> _Task list_
**a)** For the passage below about the repository ownership rollout, decide whether each statement agrees with it: (i) The first run was scheduled for a weekday. (ii) Archiving a repository deletes nothing in it. (iii) A simple GitHub Actions workflow was enough for the enforcement logic. Answer yes or no for each, quoting the words of the passage that decide it.
**b)** In the passage below about the repository ownership rollout, what set off an internal alert after a repository was archived?
**c)** Continue the passage below about the repository ownership rollout, picking up after its final sentence.

> _Passage for review_
⟨
The rollout: Saturday morning chaos and the 30-day grace period
The team built a GitHub App backed by a Kubernetes CronJob. The enforcement logic needed access to Service Catalog, the GitHub API, and several internal systems, so a simple GitHub Actions workflow was not sufficient. They scheduled the first run for a Saturday morning, thinking nobody would be paying attention. Big mistake.
Issues started appearing in repositories across the organization. People jumped on Slack, asking about this new issue in their repository warning that it would be archived in 30 days if ownership was not set. The initial rollout was noisy, but it was intentional. The team gave everyone a 30-day grace period. After that window closed, any repository that still had no ownership set was archived. Archiving was the deliberate choice because it is reversible and non-destructive: the repository becomes read-only, GitHub Actions stops running, but nothing is deleted. If someone needs it again, unarchiving is straightforward.
The sharp edges: Datadog alerts and stale Service Catalog data
Two incidents during the rollout exposed important edge cases. The first was caused by archiving a repository that Datadog had been configured to monitor. When the repository was archived, Datadog could not create issues in it, which triggered an internal alert. The fix was straightforward: the team added @-mentions of repository administrators and assigned all users with write access as a fallback on ownership issues, ensuring they could not be buried or overlooked.
⟩
> _Recorded information_
⟨
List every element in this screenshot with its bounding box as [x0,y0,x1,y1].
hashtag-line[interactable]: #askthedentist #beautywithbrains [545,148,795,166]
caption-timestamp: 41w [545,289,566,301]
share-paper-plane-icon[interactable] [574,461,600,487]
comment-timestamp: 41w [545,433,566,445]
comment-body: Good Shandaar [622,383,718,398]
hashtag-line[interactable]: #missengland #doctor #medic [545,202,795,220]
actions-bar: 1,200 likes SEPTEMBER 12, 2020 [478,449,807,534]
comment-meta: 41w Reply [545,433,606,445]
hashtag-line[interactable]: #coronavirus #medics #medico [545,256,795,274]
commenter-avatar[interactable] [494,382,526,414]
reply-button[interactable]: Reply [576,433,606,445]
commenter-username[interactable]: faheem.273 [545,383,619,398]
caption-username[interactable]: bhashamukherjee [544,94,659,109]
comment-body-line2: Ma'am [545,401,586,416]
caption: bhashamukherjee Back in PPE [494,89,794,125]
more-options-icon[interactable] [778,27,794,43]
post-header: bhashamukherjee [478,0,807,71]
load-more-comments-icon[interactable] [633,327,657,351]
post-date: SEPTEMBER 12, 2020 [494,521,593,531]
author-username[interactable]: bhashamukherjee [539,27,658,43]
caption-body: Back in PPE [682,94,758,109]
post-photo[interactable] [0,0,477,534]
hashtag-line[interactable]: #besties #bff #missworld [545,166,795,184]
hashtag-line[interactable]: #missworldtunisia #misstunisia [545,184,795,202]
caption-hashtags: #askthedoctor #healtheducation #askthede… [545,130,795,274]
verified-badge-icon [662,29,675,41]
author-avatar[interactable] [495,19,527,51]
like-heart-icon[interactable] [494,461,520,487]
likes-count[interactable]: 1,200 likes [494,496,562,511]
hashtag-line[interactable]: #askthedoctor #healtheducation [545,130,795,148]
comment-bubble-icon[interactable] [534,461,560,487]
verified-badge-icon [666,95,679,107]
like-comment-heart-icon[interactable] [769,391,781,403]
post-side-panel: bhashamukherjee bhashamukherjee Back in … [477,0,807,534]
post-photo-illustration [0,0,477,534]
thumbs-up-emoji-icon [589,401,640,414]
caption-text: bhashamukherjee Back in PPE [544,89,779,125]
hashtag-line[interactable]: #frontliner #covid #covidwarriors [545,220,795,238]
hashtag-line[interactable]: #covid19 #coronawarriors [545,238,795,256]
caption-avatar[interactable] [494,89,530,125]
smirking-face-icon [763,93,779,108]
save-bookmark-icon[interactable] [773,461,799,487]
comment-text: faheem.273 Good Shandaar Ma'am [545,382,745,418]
⟩
> _Responses to the tasks_
**a)**
(i) No: "They scheduled the first run for a Saturday morning, thinking nobody would be paying attention."
(ii) Yes: "the repository becomes read-only, GitHub Actions stops running, but nothing is deleted."
(iii) No: "so a simple GitHub Actions workflow was not sufficient."

**b)** Datadog could not create issues in the archived repository it had been configured to monitor.

**c)**
The second incident was a data reliability problem. The team had built robustness against a Service Catalog outage, but they had not considered that it might return stale or corrupted data. If bad data caused the app to think a batch of repositories had lost their Service Catalog entries, the system would incorrectly flag them for archiving. The mitigation was a low water mark: before performing any actions, the app would tally how many archives it was about to perform and how many issues it was about to open. If the number exceeded a conservative threshold, it bailed out entirely and logged the anomaly for manual review.
Results by the numbers
When the dust settled, GitHub went from approximately 3,000 archived repositories to 11,000. The entire effort took under 45 days from the first run to steady state. Every active repository, roughly 3,000, now has a validated owner. Many of the newly archived repositories had not seen a commit in years: abandoned experiments, completed hackathon projects, and one-person prototypes from 2008.
To make ownership stick, the team enforced the custom properties at repository creation time through every workflow: the repository creation page, internal tooling, and automation. They also tightened the enforcement loop from 30 days to one hour. A new repository that somehow bypassed creation-time ownership requirements gets flagged almost immediately.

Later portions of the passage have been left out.